- PROVIDED DATA:
• • •
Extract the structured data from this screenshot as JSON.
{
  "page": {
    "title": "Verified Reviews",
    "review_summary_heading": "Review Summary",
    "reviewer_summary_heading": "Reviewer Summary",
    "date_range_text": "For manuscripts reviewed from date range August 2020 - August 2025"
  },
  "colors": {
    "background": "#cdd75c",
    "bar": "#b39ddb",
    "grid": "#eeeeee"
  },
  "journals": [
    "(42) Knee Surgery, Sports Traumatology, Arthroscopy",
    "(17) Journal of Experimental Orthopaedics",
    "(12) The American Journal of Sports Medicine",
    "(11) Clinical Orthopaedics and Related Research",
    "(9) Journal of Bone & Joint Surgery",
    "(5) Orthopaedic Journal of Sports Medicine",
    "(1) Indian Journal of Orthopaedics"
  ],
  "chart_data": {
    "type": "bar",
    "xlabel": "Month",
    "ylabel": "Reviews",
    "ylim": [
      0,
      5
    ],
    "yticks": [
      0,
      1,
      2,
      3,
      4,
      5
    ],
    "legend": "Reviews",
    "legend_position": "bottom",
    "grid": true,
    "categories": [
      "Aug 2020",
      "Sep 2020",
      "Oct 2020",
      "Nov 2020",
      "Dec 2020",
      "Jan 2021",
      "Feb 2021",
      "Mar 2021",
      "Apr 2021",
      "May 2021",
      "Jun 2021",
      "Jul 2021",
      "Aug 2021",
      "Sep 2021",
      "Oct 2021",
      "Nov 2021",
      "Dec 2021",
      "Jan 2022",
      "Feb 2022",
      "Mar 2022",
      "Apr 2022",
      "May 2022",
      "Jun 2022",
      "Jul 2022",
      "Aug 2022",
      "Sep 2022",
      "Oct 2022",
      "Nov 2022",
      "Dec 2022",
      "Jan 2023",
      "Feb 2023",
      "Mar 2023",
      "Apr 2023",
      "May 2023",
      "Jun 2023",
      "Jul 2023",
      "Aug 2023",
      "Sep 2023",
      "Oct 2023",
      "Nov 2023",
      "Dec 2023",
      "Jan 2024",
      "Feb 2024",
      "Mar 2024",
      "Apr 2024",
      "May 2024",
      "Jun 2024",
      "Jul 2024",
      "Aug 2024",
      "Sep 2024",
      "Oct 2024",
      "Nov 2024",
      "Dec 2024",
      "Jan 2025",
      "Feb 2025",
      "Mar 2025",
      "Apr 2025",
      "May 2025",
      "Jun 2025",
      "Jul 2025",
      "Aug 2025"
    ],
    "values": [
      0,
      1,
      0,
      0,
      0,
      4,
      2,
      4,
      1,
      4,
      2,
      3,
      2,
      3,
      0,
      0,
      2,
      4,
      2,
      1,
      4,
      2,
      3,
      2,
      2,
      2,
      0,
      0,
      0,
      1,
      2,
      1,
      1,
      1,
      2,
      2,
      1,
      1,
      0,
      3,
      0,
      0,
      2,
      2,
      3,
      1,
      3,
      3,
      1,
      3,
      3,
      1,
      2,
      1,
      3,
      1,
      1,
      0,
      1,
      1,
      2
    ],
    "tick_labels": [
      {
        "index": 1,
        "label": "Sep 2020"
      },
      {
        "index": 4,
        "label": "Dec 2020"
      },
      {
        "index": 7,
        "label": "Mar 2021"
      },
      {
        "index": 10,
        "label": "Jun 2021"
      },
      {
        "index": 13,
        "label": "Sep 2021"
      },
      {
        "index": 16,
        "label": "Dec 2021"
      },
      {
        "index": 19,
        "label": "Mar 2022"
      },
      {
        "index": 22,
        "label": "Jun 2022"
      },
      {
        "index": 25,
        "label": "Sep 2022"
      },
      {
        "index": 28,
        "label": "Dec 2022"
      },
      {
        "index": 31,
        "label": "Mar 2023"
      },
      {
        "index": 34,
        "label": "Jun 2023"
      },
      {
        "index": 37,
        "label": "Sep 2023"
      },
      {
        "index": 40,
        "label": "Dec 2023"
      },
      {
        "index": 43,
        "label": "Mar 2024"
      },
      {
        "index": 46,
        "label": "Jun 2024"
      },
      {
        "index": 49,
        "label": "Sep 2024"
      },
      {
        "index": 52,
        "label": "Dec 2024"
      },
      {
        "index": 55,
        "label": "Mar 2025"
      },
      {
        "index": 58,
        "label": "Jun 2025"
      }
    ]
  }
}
• • •
- GIVEN INSTRUCTION:
Reproduce the full set of records precisely.

- EXERCISE SOLUTION:
Extract the structured data from this screenshot as JSON.
{
  "page": {
    "title": "Verified Reviews",
    "review_summary_heading": "Review Summary",
    "reviewer_summary_heading": "Reviewer Summary",
    "date_range_text": "For manuscripts reviewed from date range August 2020 - August 2025"
  },
  "colors": {
    "background": "#cdd75c",
    "bar": "#b39ddb",
    "grid": "#eeeeee"
  },
  "journals": [
    "(42) Knee Surgery, Sports Traumatology, Arthroscopy",
    "(17) Journal of Experimental Orthopaedics",
    "(12) The American Journal of Sports Medicine",
    "(11) Clinical Orthopaedics and Related Research",
    "(9) Journal of Bone & Joint Surgery",
    "(5) Orthopaedic Journal of Sports Medicine",
    "(1) Indian Journal of Orthopaedics"
  ],
  "chart_data": {
    "type": "bar",
    "xlabel": "Month",
    "ylabel": "Reviews",
    "ylim": [
      0,
      5
    ],
    "yticks": [
      0,
      1,
      2,
      3,
      4,
      5
    ],
    "legend": "Reviews",
    "legend_position": "bottom",
    "grid": true,
    "categories": [
      "Aug 2020",
      "Sep 2020",
      "Oct 2020",
      "Nov 2020",
      "Dec 2020",
      "Jan 2021",
      "Feb 2021",
      "Mar 2021",
      "Apr 2021",
      "May 2021",
      "Jun 2021",
      "Jul 2021",
      "Aug 2021",
      "Sep 2021",
      "Oct 2021",
      "Nov 2021",
      "Dec 2021",
      "Jan 2022",
      "Feb 2022",
      "Mar 2022",
      "Apr 2022",
      "May 2022",
      "Jun 2022",
      "Jul 2022",
      "Aug 2022",
      "Sep 2022",
      "Oct 2022",
      "Nov 2022",
      "Dec 2022",
      "Jan 2023",
      "Feb 2023",
      "Mar 2023",
      "Apr 2023",
      "May 2023",
      "Jun 2023",
      "Jul 2023",
      "Aug 2023",
      "Sep 2023",
      "Oct 2023",
      "Nov 2023",
      "Dec 2023",
      "Jan 2024",
      "Feb 2024",
      "Mar 2024",
      "Apr 2024",
      "May 2024",
      "Jun 2024",
      "Jul 2024",
      "Aug 2024",
      "Sep 2024",
      "Oct 2024",
      "Nov 2024",
      "Dec 2024",
      "Jan 2025",
      "Feb 2025",
      "Mar 2025",
      "Apr 2025",
      "May 2025",
      "Jun 2025",
      "Jul 2025",
      "Aug 2025"
    ],
    "values": [
      0,
      1,
      0,
      0,
      0,
      4,
      2,
      4,
      1,
      4,
      2,
      3,
      2,
      3,
      0,
      0,
      2,
      4,
      2,
      1,
      4,
      2,
      3,
      2,
      2,
      2,
      0,
      0,
      0,
      1,
      2,
      1,
      1,
      1,
      2,
      2,
      1,
      1,
      0,
      3,
      0,
      0,
      2,
      2,
      3,
      1,
      3,
      3,
      1,
      3,
      3,
      1,
      2,
      1,
      3,
      1,
      1,
      0,
      1,
      1,
      2
    ],
    "tick_labels": [
      {
        "index": 1,
        "label": "Sep 2020"
      },
      {
        "index": 4,
        "label": "Dec 2020"
      },
      {
        "index": 7,
        "label": "Mar 2021"
      },
      {
        "index": 10,
        "label": "Jun 2021"
      },
      {
        "index": 13,
        "label": "Sep 2021"
      },
      {
        "index": 16,
        "label": "Dec 2021"
      },
      {
        "index": 19,
        "label": "Mar 2022"
      },
      {
        "index": 22,
        "label": "Jun 2022"
      },
      {
        "index": 25,
        "label": "Sep 2022"
      },
      {
        "index": 28,
        "label": "Dec 2022"
      },
      {
        "index": 31,
        "label": "Mar 2023"
      },
      {
        "index": 34,
        "label": "Jun 2023"
      },
      {
        "index": 37,
        "label": "Sep 2023"
      },
      {
        "index": 40,
        "label": "Dec 2023"
      },
      {
        "index": 43,
        "label": "Mar 2024"
      },
      {
        "index": 46,
        "label": "Jun 2024"
      },
      {
        "index": 49,
        "label": "Sep 2024"
      },
      {
        "index": 52,
        "label": "Dec 2024"
      },
      {
        "index": 55,
        "label": "Mar 2025"
      },
      {
        "index": 58,
        "label": "Jun 2025"
      }
    ]
  }
}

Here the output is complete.